EXERCISE INSTRUCTIONS >> Tell how many lines have the string "anni" in them, and write nothing besides the number.

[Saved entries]
--
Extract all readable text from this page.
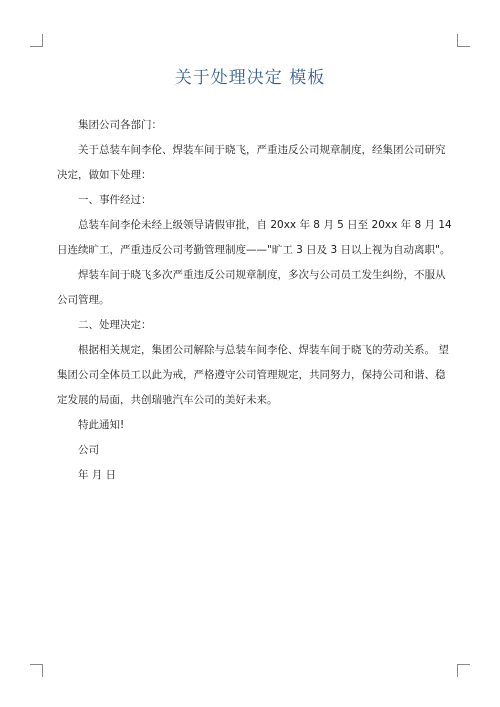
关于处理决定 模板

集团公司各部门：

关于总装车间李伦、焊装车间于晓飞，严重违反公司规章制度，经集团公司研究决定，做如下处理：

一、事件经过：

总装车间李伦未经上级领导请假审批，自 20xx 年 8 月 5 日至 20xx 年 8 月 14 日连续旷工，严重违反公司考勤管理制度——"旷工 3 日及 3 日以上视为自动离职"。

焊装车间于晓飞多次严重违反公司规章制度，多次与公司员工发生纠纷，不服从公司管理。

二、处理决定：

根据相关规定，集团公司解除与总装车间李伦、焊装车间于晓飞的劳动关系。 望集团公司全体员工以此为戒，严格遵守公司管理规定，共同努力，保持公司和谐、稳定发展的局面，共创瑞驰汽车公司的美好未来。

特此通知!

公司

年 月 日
--
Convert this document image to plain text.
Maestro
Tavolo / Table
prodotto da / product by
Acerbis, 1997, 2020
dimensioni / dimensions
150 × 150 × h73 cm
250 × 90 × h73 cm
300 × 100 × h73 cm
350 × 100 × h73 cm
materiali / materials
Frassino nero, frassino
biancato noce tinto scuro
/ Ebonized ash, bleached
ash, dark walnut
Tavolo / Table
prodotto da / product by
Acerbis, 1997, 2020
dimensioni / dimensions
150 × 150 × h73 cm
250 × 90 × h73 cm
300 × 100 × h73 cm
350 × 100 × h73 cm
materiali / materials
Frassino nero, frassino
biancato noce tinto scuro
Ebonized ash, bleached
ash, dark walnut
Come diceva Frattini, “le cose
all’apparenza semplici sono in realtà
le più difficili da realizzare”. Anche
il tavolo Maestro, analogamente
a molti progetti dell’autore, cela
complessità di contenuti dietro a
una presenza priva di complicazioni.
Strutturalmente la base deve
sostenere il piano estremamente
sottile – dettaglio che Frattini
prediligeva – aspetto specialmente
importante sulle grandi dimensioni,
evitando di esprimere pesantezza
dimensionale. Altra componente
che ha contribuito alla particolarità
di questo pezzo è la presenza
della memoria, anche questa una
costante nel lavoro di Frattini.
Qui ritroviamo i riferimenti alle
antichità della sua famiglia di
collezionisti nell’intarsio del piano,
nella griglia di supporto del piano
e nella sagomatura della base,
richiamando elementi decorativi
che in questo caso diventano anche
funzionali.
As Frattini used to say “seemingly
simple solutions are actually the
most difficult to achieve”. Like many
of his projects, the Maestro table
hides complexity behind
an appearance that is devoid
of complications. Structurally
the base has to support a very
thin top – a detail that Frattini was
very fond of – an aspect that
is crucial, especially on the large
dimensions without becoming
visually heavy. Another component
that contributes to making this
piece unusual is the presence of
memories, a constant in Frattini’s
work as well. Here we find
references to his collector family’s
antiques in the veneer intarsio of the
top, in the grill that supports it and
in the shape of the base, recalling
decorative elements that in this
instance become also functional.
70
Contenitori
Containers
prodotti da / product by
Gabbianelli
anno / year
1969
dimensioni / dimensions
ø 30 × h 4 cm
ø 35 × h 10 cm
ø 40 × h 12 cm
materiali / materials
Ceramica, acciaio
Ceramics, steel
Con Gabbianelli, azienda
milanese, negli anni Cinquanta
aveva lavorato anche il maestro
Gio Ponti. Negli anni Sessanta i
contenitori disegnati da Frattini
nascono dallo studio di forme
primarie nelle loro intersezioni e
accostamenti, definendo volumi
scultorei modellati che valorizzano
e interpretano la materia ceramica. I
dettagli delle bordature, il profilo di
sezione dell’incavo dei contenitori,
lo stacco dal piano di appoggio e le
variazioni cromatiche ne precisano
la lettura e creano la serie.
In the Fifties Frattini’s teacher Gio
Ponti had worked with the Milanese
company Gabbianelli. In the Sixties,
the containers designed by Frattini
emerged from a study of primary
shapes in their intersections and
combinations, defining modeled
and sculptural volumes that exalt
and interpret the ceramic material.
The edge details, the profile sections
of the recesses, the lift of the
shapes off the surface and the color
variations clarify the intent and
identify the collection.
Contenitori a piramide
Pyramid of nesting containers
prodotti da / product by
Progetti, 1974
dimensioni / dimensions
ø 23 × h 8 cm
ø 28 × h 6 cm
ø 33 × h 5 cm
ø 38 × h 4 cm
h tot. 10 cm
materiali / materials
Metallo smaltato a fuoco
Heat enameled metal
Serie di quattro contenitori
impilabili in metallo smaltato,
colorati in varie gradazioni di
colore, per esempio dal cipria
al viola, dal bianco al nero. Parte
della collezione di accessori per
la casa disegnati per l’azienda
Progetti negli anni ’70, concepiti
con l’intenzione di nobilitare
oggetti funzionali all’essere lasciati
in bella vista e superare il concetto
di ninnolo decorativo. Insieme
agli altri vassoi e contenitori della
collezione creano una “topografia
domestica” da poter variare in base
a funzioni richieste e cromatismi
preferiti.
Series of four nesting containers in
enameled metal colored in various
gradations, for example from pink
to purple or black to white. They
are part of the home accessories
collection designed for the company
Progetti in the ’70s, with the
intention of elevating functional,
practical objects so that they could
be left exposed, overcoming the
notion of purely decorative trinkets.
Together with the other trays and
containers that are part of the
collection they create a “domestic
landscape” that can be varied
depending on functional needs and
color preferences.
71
--
COMPLETE ANSWER >> 3